Repeat each record below exactly as given.

___

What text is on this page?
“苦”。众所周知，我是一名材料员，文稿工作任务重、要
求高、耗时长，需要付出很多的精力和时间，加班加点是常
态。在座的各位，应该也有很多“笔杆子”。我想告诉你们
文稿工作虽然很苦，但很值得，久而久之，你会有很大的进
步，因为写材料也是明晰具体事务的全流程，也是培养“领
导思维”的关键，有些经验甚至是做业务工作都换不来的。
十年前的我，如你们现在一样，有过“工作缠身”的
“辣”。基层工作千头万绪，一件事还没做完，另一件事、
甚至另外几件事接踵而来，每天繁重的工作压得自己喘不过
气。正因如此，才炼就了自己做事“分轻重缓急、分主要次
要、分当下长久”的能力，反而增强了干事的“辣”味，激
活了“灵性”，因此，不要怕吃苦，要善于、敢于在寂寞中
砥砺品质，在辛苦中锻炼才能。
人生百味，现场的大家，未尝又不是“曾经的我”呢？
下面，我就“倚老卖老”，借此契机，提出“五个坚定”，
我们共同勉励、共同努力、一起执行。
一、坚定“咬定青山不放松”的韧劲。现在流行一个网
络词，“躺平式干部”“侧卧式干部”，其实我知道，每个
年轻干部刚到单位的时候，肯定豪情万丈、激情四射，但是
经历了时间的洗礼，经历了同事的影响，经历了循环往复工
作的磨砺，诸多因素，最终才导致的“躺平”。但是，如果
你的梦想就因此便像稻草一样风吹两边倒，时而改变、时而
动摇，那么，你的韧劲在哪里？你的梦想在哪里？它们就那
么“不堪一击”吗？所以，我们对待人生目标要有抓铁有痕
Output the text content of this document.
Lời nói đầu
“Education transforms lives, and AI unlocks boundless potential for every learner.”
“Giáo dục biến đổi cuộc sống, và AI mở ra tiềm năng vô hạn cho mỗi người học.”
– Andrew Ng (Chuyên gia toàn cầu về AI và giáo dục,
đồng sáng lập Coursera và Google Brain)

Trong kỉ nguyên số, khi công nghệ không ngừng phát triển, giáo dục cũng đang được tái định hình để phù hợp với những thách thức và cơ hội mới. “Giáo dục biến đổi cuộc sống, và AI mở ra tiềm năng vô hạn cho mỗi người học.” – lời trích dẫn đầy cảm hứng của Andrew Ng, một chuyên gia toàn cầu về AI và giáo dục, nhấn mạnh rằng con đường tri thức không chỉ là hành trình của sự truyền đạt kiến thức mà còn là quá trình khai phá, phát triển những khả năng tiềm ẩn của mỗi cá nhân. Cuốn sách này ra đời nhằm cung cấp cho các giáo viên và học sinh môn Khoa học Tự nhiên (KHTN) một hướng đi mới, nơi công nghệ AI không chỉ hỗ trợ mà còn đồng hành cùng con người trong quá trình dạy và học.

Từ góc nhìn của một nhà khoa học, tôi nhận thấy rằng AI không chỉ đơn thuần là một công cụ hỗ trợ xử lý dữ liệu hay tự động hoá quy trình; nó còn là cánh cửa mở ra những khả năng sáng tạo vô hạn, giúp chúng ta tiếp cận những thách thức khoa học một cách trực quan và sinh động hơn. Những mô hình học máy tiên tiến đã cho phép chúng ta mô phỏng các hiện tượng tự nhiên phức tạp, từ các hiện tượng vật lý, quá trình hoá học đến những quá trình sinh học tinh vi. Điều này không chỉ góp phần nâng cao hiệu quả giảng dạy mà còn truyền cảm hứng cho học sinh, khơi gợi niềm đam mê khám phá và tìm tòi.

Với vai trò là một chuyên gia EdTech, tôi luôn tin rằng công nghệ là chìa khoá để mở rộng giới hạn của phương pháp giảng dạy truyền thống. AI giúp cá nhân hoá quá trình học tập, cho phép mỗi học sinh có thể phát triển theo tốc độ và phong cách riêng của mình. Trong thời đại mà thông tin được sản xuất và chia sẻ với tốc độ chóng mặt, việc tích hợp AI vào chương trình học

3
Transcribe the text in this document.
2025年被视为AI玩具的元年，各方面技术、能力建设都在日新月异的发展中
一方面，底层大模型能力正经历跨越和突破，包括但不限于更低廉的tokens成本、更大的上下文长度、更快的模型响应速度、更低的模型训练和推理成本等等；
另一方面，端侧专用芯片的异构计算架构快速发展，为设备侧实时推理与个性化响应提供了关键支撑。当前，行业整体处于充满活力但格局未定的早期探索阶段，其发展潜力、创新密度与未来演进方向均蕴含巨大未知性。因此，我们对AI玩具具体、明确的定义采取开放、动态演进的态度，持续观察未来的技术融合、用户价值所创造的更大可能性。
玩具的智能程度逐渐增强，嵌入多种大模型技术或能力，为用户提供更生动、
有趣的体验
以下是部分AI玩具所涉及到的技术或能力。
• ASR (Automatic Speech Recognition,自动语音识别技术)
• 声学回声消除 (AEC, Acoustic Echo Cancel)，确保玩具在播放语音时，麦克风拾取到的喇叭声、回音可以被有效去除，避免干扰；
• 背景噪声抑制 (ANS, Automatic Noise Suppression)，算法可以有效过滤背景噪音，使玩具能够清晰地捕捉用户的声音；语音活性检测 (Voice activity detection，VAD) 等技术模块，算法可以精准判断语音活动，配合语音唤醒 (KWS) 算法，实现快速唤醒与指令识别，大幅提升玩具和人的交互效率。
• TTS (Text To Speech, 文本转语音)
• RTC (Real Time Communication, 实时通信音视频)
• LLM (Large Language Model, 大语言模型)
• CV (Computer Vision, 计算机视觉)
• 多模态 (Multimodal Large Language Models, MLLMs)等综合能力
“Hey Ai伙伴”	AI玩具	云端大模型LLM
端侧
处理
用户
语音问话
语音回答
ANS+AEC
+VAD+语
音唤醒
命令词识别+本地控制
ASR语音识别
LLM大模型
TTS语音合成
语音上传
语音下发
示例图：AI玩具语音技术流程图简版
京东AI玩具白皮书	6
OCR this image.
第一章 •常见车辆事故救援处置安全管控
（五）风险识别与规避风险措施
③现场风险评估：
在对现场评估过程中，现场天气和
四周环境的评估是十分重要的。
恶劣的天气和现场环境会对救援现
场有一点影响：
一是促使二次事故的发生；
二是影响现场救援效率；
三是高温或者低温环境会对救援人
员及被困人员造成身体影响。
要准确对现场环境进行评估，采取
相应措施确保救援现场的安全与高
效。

___

> _THE RESULT_
What text is on this page?
“苦”。众所周知，我是一名材料员，文稿工作任务重、要
求高、耗时长，需要付出很多的精力和时间，加班加点是常
态。在座的各位，应该也有很多“笔杆子”。我想告诉你们
文稿工作虽然很苦，但很值得，久而久之，你会有很大的进
步，因为写材料也是明晰具体事务的全流程，也是培养“领
导思维”的关键，有些经验甚至是做业务工作都换不来的。
十年前的我，如你们现在一样，有过“工作缠身”的
“辣”。基层工作千头万绪，一件事还没做完，另一件事、
甚至另外几件事接踵而来，每天繁重的工作压得自己喘不过
气。正因如此，才炼就了自己做事“分轻重缓急、分主要次
要、分当下长久”的能力，反而增强了干事的“辣”味，激
活了“灵性”，因此，不要怕吃苦，要善于、敢于在寂寞中
砥砺品质，在辛苦中锻炼才能。
人生百味，现场的大家，未尝又不是“曾经的我”呢？
下面，我就“倚老卖老”，借此契机，提出“五个坚定”，
我们共同勉励、共同努力、一起执行。
一、坚定“咬定青山不放松”的韧劲。现在流行一个网
络词，“躺平式干部”“侧卧式干部”，其实我知道，每个
年轻干部刚到单位的时候，肯定豪情万丈、激情四射，但是
经历了时间的洗礼，经历了同事的影响，经历了循环往复工
作的磨砺，诸多因素，最终才导致的“躺平”。但是，如果
你的梦想就因此便像稻草一样风吹两边倒，时而改变、时而
动摇，那么，你的韧劲在哪里？你的梦想在哪里？它们就那
么“不堪一击”吗？所以，我们对待人生目标要有抓铁有痕
Output the text content of this document.
Lời nói đầu
“Education transforms lives, and AI unlocks boundless potential for every learner.”
“Giáo dục biến đổi cuộc sống, và AI mở ra tiềm năng vô hạn cho mỗi người học.”
– Andrew Ng (Chuyên gia toàn cầu về AI và giáo dục,
đồng sáng lập Coursera và Google Brain)

Trong kỉ nguyên số, khi công nghệ không ngừng phát triển, giáo dục cũng đang được tái định hình để phù hợp với những thách thức và cơ hội mới. “Giáo dục biến đổi cuộc sống, và AI mở ra tiềm năng vô hạn cho mỗi người học.” – lời trích dẫn đầy cảm hứng của Andrew Ng, một chuyên gia toàn cầu về AI và giáo dục, nhấn mạnh rằng con đường tri thức không chỉ là hành trình của sự truyền đạt kiến thức mà còn là quá trình khai phá, phát triển những khả năng tiềm ẩn của mỗi cá nhân. Cuốn sách này ra đời nhằm cung cấp cho các giáo viên và học sinh môn Khoa học Tự nhiên (KHTN) một hướng đi mới, nơi công nghệ AI không chỉ hỗ trợ mà còn đồng hành cùng con người trong quá trình dạy và học.

Từ góc nhìn của một nhà khoa học, tôi nhận thấy rằng AI không chỉ đơn thuần là một công cụ hỗ trợ xử lý dữ liệu hay tự động hoá quy trình; nó còn là cánh cửa mở ra những khả năng sáng tạo vô hạn, giúp chúng ta tiếp cận những thách thức khoa học một cách trực quan và sinh động hơn. Những mô hình học máy tiên tiến đã cho phép chúng ta mô phỏng các hiện tượng tự nhiên phức tạp, từ các hiện tượng vật lý, quá trình hoá học đến những quá trình sinh học tinh vi. Điều này không chỉ góp phần nâng cao hiệu quả giảng dạy mà còn truyền cảm hứng cho học sinh, khơi gợi niềm đam mê khám phá và tìm tòi.

Với vai trò là một chuyên gia EdTech, tôi luôn tin rằng công nghệ là chìa khoá để mở rộng giới hạn của phương pháp giảng dạy truyền thống. AI giúp cá nhân hoá quá trình học tập, cho phép mỗi học sinh có thể phát triển theo tốc độ và phong cách riêng của mình. Trong thời đại mà thông tin được sản xuất và chia sẻ với tốc độ chóng mặt, việc tích hợp AI vào chương trình học

3
Transcribe the text in this document.
2025年被视为AI玩具的元年，各方面技术、能力建设都在日新月异的发展中
一方面，底层大模型能力正经历跨越和突破，包括但不限于更低廉的tokens成本、更大的上下文长度、更快的模型响应速度、更低的模型训练和推理成本等等；
另一方面，端侧专用芯片的异构计算架构快速发展，为设备侧实时推理与个性化响应提供了关键支撑。当前，行业整体处于充满活力但格局未定的早期探索阶段，其发展潜力、创新密度与未来演进方向均蕴含巨大未知性。因此，我们对AI玩具具体、明确的定义采取开放、动态演进的态度，持续观察未来的技术融合、用户价值所创造的更大可能性。
玩具的智能程度逐渐增强，嵌入多种大模型技术或能力，为用户提供更生动、
有趣的体验
以下是部分AI玩具所涉及到的技术或能力。
• ASR (Automatic Speech Recognition,自动语音识别技术)
• 声学回声消除 (AEC, Acoustic Echo Cancel)，确保玩具在播放语音时，麦克风拾取到的喇叭声、回音可以被有效去除，避免干扰；
• 背景噪声抑制 (ANS, Automatic Noise Suppression)，算法可以有效过滤背景噪音，使玩具能够清晰地捕捉用户的声音；语音活性检测 (Voice activity detection，VAD) 等技术模块，算法可以精准判断语音活动，配合语音唤醒 (KWS) 算法，实现快速唤醒与指令识别，大幅提升玩具和人的交互效率。
• TTS (Text To Speech, 文本转语音)
• RTC (Real Time Communication, 实时通信音视频)
• LLM (Large Language Model, 大语言模型)
• CV (Computer Vision, 计算机视觉)
• 多模态 (Multimodal Large Language Models, MLLMs)等综合能力
“Hey Ai伙伴”	AI玩具	云端大模型LLM
端侧
处理
用户
语音问话
语音回答
ANS+AEC
+VAD+语
音唤醒
命令词识别+本地控制
ASR语音识别
LLM大模型
TTS语音合成
语音上传
语音下发
示例图：AI玩具语音技术流程图简版
京东AI玩具白皮书	6
OCR this image.
第一章 •常见车辆事故救援处置安全管控
（五）风险识别与规避风险措施
③现场风险评估：
在对现场评估过程中，现场天气和
四周环境的评估是十分重要的。
恶劣的天气和现场环境会对救援现
场有一点影响：
一是促使二次事故的发生；
二是影响现场救援效率；
三是高温或者低温环境会对救援人
员及被困人员造成身体影响。
要准确对现场环境进行评估，采取
相应措施确保救援现场的安全与高
效。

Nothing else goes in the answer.